▶ [EXERCISE DIRECTIONS]: Search the data for the word "JSON". Reproduce every line where it is found.

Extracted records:

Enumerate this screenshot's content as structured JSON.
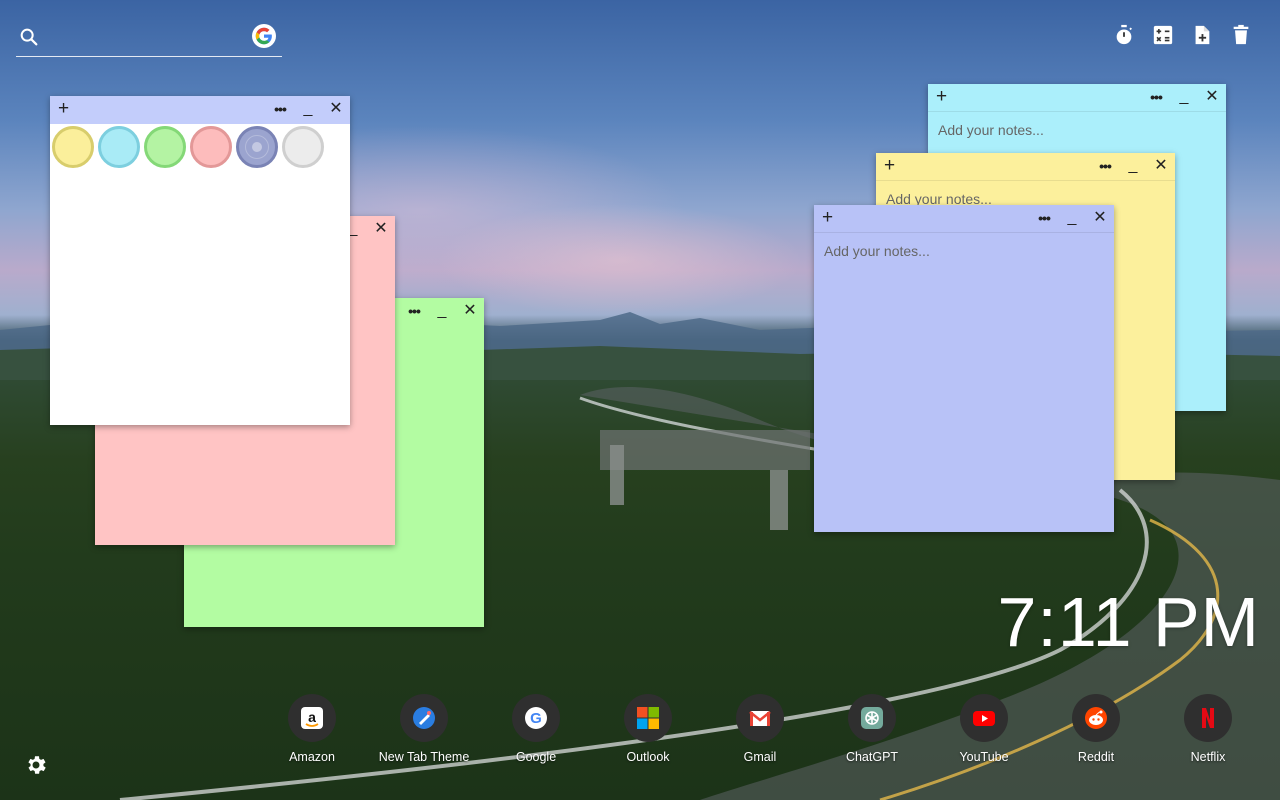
{
  "search": {
    "value": "",
    "placeholder": ""
  },
  "toolbar": [
    {
      "name": "timer-icon"
    },
    {
      "name": "calculator-icon"
    },
    {
      "name": "new-note-icon"
    },
    {
      "name": "trash-icon"
    }
  ],
  "notes": {
    "placeholder": "Add your notes...",
    "white": {
      "color": "#ffffff",
      "palette": [
        "#fbef9b",
        "#a9ebf6",
        "#b4f3a3",
        "#fdbcbc",
        "#9ba4cf",
        "#ececec"
      ],
      "palette_borders": [
        "#d8cd6c",
        "#7dcfdf",
        "#84d877",
        "#e39898",
        "#7a83b5",
        "#cfcfcf"
      ]
    },
    "pink": {
      "color": "#ffc4c4",
      "bar": "#ffc4c4"
    },
    "green": {
      "color": "#b3fca2",
      "bar": "#b3fca2"
    },
    "cyan": {
      "color": "#abeffb",
      "bar": "#abeffb"
    },
    "yellow": {
      "color": "#fcf09c",
      "bar": "#fcf09c"
    },
    "blue": {
      "color": "#b8c2f7",
      "bar": "#b8c2f7"
    },
    "white_bar": "#c3cdfb"
  },
  "clock": {
    "time": "7:11 PM"
  },
  "shortcuts": [
    {
      "label": "Amazon",
      "icon": "amazon-icon"
    },
    {
      "label": "New Tab Theme",
      "icon": "new-tab-theme-icon"
    },
    {
      "label": "Google",
      "icon": "google-icon"
    },
    {
      "label": "Outlook",
      "icon": "outlook-icon"
    },
    {
      "label": "Gmail",
      "icon": "gmail-icon"
    },
    {
      "label": "ChatGPT",
      "icon": "chatgpt-icon"
    },
    {
      "label": "YouTube",
      "icon": "youtube-icon"
    },
    {
      "label": "Reddit",
      "icon": "reddit-icon"
    },
    {
      "label": "Netflix",
      "icon": "netflix-icon"
    }
  ],
  "settings": {
    "icon": "gear-icon"
  }
}
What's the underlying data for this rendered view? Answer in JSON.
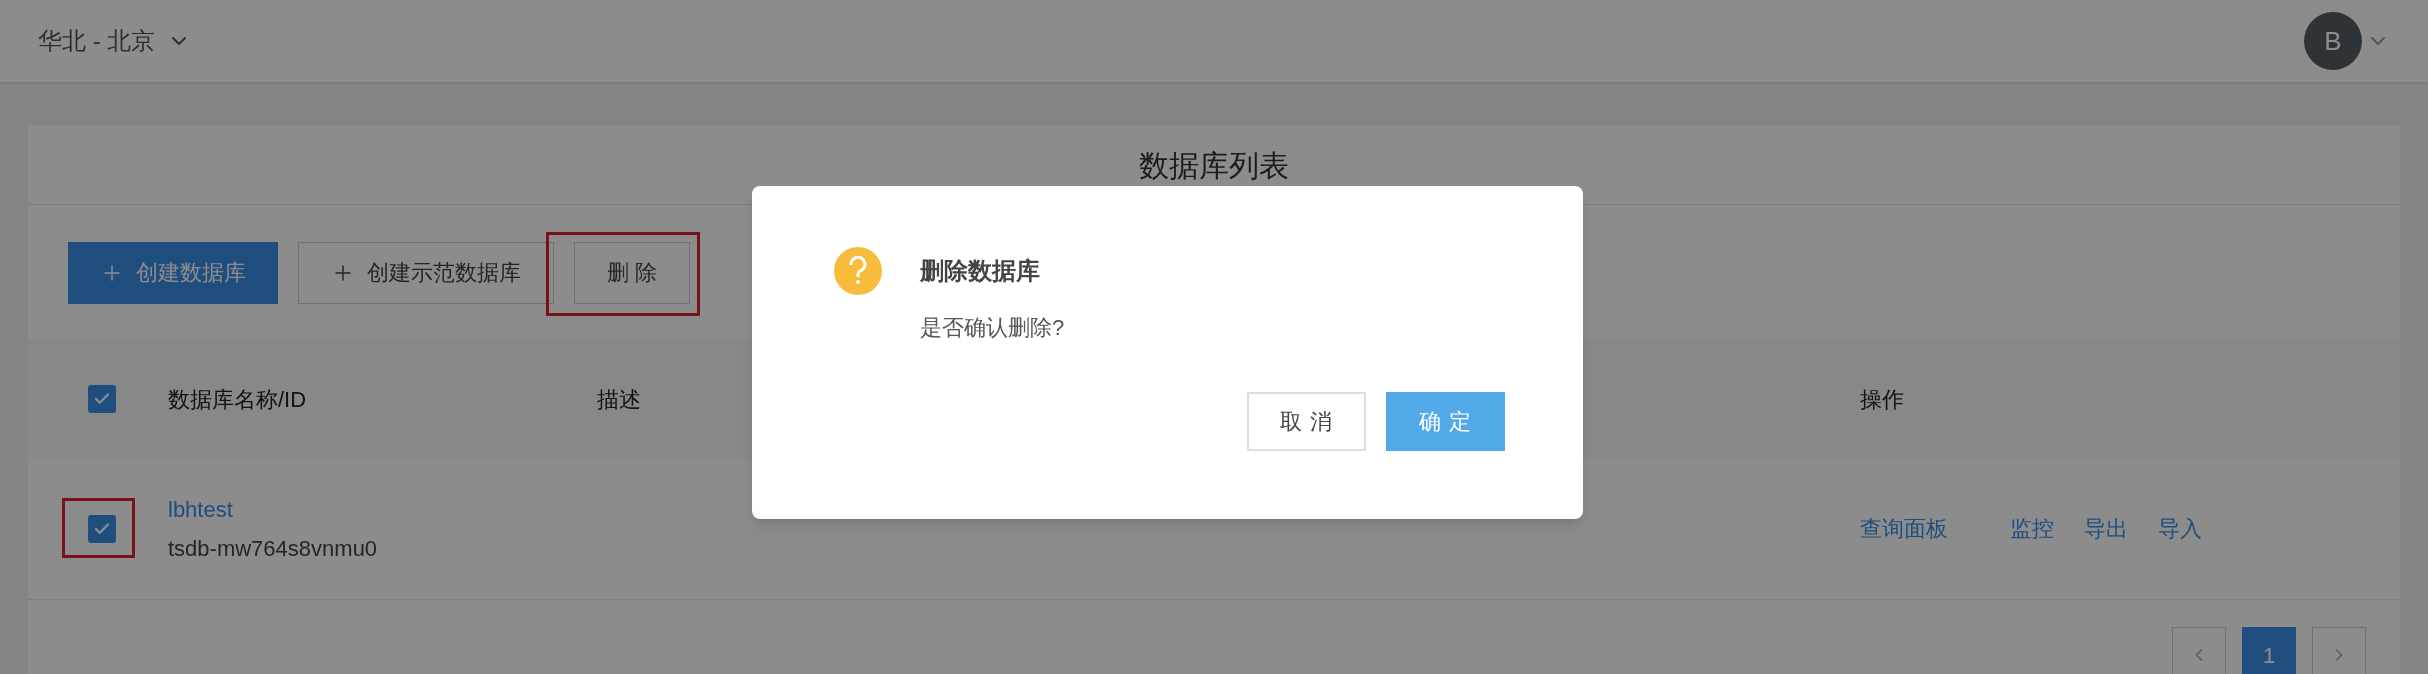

▶ [SOLUTION BELOW]:
Enumerate this screenshot's content as structured JSON.
What's the underlying data for this rendered view? Answer in JSON.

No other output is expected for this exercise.